*** Supplied entries ***

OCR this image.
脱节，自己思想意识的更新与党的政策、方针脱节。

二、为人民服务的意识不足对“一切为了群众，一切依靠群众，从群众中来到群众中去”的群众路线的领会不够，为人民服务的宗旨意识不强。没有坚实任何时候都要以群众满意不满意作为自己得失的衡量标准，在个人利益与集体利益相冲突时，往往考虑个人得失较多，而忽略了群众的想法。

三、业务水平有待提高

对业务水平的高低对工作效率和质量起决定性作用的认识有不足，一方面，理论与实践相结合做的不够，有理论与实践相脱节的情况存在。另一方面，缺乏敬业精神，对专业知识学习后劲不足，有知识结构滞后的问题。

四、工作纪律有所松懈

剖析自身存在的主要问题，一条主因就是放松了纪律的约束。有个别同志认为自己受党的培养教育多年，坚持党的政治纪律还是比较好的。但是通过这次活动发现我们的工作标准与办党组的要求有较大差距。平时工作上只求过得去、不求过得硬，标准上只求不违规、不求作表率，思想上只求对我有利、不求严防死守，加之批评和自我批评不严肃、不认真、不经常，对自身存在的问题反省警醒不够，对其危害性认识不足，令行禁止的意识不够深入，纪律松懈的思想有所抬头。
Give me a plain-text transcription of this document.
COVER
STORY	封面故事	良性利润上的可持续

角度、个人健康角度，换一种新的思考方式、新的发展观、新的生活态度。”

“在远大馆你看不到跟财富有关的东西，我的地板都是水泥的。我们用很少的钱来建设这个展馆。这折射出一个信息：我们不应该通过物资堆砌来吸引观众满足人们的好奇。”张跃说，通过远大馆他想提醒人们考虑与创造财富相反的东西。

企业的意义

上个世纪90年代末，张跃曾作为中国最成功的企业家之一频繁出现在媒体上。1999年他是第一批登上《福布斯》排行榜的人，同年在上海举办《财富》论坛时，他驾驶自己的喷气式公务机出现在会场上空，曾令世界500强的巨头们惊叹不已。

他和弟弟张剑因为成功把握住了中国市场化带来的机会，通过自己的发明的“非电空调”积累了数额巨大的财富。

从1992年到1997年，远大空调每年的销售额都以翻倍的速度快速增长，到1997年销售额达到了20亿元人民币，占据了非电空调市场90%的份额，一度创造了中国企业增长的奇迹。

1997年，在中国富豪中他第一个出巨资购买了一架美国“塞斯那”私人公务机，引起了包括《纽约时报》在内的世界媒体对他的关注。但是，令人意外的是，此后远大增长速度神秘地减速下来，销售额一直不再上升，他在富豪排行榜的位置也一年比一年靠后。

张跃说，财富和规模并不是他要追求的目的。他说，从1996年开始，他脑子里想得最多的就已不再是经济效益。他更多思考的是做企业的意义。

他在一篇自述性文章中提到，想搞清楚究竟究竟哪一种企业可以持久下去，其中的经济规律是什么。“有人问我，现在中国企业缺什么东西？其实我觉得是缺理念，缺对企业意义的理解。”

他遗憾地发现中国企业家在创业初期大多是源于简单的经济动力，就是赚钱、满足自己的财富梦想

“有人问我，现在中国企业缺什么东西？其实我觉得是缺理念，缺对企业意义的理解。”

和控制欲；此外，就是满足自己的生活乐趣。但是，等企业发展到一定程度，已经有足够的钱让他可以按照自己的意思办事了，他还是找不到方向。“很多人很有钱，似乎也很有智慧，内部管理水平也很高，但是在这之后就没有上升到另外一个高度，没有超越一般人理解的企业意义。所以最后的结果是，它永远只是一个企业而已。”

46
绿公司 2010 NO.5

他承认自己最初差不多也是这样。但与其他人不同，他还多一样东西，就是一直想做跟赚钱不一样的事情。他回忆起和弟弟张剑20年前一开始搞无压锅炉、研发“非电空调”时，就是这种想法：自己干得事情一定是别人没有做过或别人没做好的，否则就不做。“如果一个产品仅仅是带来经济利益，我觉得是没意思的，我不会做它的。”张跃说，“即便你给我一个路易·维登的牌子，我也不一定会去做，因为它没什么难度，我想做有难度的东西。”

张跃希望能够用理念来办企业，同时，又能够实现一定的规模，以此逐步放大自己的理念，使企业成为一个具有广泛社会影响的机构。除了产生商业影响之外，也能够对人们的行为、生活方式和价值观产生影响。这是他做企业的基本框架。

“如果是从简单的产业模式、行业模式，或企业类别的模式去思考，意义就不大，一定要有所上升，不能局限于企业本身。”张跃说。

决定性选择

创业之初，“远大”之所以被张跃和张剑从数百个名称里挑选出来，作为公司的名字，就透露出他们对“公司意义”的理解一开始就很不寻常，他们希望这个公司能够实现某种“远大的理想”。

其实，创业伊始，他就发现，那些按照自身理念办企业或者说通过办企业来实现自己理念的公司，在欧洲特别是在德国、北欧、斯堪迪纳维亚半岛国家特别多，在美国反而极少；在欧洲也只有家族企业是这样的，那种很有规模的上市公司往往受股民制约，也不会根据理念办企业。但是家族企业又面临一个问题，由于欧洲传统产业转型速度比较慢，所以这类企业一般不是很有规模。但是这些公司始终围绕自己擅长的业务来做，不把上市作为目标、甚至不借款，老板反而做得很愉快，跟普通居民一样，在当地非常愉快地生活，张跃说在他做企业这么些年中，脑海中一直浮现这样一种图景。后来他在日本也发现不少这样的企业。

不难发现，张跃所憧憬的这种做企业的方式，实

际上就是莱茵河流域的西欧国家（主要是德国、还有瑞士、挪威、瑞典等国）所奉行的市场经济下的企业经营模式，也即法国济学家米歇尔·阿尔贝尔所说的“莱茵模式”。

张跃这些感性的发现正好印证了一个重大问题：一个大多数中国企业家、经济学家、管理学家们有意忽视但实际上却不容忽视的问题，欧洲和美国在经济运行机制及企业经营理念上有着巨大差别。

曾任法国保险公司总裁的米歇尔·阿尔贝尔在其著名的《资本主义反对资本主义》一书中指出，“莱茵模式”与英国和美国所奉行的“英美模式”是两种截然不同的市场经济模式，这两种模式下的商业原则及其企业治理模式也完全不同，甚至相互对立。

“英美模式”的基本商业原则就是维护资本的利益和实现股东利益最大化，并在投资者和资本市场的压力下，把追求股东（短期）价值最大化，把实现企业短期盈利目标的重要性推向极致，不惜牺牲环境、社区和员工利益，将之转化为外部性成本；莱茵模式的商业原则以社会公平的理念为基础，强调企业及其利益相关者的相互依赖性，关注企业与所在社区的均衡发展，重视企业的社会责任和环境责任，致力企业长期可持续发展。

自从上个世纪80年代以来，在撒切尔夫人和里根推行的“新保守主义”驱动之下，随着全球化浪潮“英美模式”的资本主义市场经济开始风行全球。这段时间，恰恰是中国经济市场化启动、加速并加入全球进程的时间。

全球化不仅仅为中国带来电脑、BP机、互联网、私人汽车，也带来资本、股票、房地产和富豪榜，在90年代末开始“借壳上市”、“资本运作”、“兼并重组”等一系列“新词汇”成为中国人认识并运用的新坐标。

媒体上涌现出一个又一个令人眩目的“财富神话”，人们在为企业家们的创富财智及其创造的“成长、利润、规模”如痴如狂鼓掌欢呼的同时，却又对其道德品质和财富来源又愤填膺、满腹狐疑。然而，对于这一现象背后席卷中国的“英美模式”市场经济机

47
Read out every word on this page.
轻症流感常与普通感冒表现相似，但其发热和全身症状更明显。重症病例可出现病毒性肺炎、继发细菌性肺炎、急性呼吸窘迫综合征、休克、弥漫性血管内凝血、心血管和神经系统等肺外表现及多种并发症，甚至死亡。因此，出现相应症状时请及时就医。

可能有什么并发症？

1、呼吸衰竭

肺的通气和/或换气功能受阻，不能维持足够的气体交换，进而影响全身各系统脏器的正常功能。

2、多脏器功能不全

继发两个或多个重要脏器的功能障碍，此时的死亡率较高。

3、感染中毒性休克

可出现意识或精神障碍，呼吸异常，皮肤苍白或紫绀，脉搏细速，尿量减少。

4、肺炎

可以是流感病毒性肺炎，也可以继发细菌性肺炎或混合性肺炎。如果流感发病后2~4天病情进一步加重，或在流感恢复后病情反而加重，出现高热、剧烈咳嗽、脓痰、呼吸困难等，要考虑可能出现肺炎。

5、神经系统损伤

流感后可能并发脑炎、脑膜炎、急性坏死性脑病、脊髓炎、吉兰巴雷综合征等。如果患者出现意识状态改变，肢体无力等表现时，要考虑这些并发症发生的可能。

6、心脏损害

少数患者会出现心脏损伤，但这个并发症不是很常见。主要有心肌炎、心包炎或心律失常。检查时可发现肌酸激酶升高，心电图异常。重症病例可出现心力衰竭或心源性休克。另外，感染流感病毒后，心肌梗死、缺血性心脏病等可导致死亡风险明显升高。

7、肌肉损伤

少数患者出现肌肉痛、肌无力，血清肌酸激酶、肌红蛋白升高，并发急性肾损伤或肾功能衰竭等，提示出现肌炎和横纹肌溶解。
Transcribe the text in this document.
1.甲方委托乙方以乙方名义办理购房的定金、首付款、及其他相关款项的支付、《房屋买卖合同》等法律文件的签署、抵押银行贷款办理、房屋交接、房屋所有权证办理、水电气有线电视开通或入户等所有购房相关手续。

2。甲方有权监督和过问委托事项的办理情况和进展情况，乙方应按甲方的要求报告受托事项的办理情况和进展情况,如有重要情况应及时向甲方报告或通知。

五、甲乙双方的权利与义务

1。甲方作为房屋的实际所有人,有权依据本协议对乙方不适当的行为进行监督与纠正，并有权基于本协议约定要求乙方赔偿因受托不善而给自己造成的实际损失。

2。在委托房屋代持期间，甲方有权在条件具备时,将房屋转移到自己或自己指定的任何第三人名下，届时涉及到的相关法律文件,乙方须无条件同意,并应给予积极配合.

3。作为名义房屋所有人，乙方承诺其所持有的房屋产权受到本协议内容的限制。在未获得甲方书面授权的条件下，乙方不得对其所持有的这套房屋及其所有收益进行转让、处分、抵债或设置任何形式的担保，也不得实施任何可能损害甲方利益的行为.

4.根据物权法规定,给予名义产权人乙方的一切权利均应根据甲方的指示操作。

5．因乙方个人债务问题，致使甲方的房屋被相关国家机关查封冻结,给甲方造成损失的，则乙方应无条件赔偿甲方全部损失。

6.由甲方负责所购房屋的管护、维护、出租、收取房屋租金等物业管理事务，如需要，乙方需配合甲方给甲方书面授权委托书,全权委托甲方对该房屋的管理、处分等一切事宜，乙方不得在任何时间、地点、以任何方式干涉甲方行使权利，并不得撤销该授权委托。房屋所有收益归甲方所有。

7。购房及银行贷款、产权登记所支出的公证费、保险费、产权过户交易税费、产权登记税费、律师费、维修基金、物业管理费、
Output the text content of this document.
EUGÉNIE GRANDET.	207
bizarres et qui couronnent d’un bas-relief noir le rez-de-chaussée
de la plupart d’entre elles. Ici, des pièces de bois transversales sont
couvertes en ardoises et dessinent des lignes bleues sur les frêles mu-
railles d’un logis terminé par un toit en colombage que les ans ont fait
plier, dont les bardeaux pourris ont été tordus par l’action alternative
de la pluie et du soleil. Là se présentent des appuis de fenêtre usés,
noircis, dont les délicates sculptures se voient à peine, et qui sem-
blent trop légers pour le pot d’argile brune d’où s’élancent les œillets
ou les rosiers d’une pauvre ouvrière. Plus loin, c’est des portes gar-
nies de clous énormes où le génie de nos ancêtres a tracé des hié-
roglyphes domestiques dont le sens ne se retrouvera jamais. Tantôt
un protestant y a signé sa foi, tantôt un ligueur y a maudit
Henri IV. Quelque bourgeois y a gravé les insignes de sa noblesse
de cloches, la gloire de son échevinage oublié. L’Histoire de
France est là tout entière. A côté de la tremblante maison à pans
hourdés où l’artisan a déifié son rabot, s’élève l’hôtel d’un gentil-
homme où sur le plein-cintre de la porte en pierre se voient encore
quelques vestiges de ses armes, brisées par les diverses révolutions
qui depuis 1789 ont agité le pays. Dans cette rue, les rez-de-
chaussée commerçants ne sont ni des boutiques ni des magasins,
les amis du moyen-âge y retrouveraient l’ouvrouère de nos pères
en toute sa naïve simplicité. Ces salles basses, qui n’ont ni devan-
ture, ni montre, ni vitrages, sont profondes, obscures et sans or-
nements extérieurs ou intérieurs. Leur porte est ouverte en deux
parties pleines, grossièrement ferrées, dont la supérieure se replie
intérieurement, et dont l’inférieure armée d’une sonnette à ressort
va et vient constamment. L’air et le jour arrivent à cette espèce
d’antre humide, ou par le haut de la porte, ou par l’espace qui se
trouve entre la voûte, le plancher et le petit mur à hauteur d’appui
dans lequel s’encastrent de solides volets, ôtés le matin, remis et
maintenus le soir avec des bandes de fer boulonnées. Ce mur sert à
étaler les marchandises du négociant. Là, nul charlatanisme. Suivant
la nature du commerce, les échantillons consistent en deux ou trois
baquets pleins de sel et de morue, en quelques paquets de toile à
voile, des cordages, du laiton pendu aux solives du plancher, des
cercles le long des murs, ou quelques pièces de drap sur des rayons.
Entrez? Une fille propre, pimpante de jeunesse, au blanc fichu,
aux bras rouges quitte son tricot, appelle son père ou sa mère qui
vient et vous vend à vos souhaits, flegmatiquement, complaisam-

***

[Task] Where a line in the material above holds "plancher", copy that line.

[Response to the exercise]
trouve entre la voûte, le plancher et le petit mur à hauteur d’appui
voile, des cordages, du laiton pendu aux solives du plancher, des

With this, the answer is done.